SHORT TASK – Check each line of the entries below for the string "Price"; copy every line where it appears.

▼▼▼

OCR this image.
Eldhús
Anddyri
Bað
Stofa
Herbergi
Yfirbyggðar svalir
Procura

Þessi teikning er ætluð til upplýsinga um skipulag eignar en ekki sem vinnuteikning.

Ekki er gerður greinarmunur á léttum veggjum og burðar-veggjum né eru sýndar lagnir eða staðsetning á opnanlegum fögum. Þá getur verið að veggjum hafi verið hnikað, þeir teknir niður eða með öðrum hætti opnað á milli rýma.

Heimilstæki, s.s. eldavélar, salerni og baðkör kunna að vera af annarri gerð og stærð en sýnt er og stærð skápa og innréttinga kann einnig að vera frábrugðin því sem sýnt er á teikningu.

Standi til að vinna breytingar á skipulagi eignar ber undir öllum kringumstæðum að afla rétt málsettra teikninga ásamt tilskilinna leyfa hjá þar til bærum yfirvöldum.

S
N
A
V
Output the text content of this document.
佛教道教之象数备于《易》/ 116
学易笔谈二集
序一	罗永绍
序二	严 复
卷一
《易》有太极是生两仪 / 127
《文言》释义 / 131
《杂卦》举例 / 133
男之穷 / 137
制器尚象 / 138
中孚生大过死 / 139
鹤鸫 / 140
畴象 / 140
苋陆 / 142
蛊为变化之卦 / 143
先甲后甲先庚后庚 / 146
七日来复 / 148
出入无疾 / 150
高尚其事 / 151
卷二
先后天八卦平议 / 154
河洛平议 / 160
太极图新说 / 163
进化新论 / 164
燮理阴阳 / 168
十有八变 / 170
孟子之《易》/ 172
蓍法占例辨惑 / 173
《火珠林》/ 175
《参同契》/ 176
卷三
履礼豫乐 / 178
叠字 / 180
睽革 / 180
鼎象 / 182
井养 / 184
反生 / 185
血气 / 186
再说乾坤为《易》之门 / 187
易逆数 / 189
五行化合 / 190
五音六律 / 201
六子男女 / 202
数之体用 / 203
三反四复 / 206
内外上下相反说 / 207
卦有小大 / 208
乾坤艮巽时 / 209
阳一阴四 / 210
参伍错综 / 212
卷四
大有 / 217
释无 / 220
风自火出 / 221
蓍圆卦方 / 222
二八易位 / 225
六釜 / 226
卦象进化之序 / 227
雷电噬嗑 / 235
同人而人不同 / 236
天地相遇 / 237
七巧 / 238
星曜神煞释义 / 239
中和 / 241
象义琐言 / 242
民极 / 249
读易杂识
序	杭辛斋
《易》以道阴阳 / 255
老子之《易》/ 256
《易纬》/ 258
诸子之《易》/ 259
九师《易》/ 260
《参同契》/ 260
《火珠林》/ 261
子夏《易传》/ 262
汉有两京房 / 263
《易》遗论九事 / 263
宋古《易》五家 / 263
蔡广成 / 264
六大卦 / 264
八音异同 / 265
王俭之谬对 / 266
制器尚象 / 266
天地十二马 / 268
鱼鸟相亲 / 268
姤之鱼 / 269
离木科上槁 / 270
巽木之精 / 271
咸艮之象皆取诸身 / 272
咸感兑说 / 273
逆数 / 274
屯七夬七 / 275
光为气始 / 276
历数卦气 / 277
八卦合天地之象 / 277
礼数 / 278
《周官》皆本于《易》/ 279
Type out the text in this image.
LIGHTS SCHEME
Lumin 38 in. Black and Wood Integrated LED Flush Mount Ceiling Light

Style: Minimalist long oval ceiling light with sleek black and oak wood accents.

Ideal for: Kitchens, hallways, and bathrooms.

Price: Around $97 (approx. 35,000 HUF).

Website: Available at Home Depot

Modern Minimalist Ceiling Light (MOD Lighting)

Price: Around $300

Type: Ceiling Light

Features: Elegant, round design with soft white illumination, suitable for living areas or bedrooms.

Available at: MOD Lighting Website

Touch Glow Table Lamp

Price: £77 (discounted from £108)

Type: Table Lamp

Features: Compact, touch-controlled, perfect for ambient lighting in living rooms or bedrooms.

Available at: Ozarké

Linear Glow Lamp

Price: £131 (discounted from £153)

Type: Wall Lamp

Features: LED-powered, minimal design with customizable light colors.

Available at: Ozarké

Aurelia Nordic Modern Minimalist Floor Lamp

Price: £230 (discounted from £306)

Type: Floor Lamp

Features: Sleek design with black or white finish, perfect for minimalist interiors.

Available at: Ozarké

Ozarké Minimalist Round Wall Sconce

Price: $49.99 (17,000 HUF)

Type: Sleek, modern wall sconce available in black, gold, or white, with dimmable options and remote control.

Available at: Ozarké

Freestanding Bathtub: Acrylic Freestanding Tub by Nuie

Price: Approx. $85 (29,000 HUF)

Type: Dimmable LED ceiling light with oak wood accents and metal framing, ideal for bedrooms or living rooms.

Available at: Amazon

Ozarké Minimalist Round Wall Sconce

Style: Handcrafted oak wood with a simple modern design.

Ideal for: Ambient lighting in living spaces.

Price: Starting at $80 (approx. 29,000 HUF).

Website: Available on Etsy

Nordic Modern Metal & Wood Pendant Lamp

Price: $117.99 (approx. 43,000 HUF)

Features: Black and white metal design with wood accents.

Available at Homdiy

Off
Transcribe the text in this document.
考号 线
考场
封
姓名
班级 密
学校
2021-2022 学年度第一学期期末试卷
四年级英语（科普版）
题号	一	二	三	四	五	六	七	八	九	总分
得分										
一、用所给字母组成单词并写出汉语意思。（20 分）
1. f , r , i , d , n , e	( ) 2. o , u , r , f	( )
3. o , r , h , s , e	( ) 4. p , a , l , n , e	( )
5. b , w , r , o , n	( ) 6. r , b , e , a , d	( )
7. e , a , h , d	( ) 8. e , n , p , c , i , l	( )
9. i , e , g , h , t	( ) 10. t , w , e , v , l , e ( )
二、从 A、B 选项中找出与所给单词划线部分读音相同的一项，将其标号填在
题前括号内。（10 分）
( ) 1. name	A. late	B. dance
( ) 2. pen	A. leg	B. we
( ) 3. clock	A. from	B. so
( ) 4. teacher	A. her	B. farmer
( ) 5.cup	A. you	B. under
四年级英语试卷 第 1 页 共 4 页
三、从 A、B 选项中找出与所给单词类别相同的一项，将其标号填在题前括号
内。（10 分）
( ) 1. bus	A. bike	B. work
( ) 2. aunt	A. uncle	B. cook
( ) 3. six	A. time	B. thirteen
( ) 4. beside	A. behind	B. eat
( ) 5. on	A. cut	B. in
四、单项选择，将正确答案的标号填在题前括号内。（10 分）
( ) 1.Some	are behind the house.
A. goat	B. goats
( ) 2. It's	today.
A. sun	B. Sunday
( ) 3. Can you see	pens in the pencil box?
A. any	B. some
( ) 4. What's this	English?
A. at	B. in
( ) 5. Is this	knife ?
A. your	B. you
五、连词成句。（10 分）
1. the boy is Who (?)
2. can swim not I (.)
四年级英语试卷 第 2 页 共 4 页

▲▲▲

REPLY TO THE EXERCISE –
Price: Around $97 (approx. 35,000 HUF).
Price: Around $300
Price: £77 (discounted from £108)
Price: £131 (discounted from £153)
Price: £230 (discounted from £306)
Price: $49.99 (17,000 HUF)
Price: Approx. $85 (29,000 HUF)
Price: Starting at $80 (approx. 29,000 HUF).
Price: $117.99 (approx. 43,000 HUF)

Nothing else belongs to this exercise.